Excerpt from a dataset
----------------------------------------
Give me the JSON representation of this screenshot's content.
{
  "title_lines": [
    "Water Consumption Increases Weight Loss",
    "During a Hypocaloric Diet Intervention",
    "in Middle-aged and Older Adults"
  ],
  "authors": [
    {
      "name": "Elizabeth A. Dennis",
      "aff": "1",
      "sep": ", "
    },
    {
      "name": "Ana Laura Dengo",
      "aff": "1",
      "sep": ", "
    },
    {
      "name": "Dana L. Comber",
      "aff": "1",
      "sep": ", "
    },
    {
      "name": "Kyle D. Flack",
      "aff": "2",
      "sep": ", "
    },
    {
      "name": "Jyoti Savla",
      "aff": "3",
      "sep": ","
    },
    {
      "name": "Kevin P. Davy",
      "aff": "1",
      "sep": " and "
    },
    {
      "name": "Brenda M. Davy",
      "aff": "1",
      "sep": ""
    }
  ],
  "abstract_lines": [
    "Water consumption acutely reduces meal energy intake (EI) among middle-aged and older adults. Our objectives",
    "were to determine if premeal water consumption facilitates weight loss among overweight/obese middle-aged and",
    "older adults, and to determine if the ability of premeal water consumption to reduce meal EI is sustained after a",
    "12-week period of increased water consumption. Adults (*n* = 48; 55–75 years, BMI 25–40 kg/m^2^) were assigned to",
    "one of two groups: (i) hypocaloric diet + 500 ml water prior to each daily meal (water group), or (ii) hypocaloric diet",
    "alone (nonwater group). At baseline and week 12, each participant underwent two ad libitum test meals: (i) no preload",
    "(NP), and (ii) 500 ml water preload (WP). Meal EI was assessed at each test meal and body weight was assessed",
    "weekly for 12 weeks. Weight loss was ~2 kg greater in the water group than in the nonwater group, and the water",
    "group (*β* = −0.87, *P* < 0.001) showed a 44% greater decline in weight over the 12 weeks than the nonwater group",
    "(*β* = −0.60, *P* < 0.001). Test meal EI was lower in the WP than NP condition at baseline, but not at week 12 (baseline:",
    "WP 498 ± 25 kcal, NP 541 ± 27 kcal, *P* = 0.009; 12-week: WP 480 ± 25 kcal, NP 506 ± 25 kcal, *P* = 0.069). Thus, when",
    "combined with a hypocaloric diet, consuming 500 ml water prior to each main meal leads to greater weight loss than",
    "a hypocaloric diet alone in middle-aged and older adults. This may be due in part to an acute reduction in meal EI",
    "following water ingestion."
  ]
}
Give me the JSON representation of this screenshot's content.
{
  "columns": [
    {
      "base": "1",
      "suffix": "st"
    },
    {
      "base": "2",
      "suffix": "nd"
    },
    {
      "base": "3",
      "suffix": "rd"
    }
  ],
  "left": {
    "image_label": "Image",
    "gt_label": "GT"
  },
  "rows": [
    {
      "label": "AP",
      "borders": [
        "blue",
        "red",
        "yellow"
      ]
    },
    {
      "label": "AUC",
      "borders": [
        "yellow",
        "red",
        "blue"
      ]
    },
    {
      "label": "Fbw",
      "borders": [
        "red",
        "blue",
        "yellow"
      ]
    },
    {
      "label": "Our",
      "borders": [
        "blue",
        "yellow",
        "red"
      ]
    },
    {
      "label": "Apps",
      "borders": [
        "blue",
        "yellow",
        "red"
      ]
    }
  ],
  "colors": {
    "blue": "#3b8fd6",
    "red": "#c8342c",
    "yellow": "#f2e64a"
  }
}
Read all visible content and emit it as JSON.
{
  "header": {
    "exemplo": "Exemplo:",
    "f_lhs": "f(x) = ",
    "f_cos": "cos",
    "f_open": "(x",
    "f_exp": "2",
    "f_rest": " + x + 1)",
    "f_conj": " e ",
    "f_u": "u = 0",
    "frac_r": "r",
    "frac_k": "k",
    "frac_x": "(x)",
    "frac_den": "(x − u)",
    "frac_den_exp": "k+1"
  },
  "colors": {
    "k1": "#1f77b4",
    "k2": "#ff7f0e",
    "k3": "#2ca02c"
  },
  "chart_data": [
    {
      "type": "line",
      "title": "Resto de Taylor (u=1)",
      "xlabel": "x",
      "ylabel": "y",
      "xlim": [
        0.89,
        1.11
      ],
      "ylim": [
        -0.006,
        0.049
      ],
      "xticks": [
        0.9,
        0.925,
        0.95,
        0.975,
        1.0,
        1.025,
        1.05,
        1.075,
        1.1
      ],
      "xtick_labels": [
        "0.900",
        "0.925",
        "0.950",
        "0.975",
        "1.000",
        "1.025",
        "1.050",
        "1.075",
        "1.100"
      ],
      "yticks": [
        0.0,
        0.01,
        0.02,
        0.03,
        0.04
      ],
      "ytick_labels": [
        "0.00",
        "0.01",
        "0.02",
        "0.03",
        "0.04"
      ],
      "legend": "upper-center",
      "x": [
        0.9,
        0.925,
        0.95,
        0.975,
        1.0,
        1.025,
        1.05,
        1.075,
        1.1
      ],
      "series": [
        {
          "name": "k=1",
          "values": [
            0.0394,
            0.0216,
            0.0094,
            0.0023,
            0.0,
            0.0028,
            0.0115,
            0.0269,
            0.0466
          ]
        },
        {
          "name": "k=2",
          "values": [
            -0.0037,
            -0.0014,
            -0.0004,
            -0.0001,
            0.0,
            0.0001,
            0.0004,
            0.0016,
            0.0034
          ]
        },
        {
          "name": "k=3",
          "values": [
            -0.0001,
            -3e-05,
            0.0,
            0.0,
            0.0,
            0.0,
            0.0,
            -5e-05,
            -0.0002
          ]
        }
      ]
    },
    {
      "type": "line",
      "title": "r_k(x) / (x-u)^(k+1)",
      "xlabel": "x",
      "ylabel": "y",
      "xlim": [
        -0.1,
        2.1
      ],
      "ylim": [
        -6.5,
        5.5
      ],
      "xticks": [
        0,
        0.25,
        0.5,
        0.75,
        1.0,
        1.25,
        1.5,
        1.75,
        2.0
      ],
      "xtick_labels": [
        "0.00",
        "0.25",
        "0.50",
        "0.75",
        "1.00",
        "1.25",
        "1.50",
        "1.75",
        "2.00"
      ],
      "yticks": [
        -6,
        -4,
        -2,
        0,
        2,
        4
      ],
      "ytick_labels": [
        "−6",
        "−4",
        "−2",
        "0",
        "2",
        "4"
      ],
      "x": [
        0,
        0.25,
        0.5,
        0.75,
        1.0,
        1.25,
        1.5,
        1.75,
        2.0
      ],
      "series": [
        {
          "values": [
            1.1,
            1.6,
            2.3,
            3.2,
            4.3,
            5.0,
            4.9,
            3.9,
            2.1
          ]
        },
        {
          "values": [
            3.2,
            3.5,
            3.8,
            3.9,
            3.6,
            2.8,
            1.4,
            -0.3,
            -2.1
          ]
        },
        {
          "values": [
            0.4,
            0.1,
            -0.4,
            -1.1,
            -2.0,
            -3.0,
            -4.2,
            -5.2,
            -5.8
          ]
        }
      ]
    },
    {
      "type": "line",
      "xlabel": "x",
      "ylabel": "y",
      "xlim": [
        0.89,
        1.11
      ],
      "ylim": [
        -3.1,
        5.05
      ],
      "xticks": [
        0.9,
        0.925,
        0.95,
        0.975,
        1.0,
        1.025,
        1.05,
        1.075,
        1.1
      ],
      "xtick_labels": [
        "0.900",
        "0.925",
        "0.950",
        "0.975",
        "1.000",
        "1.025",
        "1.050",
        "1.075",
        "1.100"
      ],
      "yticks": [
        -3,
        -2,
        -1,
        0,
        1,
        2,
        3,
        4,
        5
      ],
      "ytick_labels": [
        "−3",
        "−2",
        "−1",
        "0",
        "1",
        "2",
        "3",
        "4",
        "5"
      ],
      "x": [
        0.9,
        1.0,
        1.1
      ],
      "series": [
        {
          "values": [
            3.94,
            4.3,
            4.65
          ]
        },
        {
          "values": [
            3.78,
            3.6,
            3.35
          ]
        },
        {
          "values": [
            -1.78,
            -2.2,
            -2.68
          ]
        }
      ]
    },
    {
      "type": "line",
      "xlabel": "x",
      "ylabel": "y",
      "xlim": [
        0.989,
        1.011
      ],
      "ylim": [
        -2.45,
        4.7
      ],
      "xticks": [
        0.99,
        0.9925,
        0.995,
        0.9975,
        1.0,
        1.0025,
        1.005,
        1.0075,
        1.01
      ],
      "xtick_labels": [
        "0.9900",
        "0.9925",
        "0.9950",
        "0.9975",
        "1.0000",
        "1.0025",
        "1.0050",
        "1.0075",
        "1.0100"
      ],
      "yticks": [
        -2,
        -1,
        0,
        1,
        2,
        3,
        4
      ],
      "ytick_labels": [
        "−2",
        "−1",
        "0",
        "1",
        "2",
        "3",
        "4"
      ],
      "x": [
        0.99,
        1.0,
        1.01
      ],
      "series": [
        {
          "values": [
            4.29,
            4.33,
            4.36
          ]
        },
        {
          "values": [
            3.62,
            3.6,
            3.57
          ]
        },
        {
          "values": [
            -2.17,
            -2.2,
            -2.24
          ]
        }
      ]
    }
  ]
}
----------------------------------------
→ **INSTRUCTIONS FOR THE TASK**
Check all the records above and select each line where the string "determine" is found.

→ **OUTPUT OF THE EXERCISE**
    "were to determine if premeal water consumption facilitates weight loss among overweight/obese middle-aged and",
    "older adults, and to determine if the ability of premeal water consumption to reduce meal EI is sustained after a",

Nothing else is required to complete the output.